▸ WHAT IS ASKED
List all lines of the data containing the word "mineralized".

▸ SUPPLIED ENTRIES
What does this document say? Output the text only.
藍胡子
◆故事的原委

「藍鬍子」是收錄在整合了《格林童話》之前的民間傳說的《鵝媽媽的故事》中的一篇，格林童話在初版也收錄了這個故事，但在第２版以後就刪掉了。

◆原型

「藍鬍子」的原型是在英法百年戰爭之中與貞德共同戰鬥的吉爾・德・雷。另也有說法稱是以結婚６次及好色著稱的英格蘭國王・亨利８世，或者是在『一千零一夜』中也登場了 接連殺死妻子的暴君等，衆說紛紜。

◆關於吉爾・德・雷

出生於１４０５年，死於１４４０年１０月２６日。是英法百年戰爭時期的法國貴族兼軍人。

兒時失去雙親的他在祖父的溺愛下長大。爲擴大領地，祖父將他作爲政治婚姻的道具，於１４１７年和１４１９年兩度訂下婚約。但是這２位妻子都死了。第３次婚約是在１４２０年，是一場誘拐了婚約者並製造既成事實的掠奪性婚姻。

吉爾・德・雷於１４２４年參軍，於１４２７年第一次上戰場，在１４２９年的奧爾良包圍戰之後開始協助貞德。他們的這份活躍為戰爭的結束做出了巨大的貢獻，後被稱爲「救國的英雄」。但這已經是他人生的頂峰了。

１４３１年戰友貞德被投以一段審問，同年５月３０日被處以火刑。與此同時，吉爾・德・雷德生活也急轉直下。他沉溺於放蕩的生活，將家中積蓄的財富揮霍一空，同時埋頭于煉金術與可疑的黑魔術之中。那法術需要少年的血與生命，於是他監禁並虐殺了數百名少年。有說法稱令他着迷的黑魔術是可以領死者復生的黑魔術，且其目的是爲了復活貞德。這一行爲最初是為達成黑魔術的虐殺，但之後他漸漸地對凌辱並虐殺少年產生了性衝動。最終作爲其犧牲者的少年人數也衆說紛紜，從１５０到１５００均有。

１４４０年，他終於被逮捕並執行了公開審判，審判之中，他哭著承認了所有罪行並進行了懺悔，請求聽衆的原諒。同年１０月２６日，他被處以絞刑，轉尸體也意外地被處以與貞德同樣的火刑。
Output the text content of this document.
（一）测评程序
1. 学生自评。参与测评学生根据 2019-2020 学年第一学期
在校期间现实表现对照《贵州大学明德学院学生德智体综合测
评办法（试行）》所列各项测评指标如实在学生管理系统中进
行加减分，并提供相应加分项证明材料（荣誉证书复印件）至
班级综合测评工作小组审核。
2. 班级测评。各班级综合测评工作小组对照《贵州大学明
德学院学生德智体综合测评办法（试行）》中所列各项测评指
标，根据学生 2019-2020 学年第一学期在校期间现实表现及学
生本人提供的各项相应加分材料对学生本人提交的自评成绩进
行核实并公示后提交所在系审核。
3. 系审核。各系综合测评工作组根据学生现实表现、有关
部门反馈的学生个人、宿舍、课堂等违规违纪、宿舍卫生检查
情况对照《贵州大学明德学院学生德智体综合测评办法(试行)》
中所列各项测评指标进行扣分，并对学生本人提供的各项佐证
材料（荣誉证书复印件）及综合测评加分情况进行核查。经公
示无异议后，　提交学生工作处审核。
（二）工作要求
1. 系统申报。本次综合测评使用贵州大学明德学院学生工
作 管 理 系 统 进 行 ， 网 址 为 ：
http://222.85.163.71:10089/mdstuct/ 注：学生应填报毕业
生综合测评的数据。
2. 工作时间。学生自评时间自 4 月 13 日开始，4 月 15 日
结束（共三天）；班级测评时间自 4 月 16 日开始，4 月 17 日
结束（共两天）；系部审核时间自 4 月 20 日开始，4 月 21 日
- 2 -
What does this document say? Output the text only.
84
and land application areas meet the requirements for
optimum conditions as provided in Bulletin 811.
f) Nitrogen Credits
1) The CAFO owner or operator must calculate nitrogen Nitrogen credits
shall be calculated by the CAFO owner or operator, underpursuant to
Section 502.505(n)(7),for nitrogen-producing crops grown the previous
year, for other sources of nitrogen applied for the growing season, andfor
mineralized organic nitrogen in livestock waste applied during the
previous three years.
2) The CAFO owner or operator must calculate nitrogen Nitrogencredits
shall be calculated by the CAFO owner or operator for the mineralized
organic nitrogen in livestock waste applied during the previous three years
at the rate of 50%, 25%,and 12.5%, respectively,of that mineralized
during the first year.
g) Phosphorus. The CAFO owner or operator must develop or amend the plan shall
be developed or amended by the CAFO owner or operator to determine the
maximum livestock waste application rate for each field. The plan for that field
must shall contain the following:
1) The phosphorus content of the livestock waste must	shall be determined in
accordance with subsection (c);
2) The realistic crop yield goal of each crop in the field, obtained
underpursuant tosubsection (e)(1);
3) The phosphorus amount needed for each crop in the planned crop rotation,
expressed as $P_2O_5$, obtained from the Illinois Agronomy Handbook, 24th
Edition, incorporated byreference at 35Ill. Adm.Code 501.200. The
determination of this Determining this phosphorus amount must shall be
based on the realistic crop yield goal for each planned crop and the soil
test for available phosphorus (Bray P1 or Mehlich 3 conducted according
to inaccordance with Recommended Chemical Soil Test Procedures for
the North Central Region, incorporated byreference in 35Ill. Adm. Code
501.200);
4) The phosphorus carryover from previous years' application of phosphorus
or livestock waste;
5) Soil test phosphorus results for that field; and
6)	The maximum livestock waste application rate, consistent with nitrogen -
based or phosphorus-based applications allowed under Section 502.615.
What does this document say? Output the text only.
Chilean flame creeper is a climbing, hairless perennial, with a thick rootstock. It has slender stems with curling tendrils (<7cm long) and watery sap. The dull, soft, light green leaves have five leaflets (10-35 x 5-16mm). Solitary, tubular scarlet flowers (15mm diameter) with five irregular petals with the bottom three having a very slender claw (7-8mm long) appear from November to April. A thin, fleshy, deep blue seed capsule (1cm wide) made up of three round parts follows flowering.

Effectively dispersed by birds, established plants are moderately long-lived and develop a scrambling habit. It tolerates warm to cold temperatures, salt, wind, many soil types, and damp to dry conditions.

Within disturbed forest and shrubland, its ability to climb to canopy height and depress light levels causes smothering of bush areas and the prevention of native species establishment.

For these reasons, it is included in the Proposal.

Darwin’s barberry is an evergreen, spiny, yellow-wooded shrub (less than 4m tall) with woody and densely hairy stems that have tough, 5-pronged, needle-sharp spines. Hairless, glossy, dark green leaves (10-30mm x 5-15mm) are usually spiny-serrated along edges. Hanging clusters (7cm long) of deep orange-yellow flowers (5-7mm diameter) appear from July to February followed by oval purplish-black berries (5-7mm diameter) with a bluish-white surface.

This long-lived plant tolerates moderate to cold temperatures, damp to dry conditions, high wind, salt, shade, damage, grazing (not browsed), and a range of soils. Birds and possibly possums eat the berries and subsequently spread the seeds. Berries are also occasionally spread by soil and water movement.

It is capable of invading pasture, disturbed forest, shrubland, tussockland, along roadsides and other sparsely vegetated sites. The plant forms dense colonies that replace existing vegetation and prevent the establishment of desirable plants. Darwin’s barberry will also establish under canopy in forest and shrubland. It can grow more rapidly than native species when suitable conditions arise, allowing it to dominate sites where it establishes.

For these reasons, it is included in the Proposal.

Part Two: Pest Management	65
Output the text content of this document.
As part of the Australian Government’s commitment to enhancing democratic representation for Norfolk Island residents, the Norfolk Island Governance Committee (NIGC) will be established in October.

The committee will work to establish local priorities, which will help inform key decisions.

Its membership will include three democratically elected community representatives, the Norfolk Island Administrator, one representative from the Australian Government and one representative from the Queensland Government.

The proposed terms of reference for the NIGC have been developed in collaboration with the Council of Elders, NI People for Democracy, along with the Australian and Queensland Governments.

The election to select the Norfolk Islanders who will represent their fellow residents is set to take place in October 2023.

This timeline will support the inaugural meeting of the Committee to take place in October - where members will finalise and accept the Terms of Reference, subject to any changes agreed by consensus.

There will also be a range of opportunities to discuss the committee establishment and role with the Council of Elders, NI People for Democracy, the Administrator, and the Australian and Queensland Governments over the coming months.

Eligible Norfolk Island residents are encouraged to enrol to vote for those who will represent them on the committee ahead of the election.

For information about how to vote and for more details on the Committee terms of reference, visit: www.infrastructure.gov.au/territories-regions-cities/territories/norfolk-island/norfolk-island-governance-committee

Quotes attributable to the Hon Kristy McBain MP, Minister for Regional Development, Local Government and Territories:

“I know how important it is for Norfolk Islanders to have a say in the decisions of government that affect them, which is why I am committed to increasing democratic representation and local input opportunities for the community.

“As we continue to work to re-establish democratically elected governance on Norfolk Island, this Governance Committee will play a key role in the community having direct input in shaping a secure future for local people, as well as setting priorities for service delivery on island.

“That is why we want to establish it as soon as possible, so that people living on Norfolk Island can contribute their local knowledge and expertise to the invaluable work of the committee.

▸ RESULT
mineralized organic nitrogen in livestock waste applied during the
shall be calculated by the CAFO owner or operator for the mineralized
at the rate of 50%, 25%,and 12.5%, respectively,of that mineralized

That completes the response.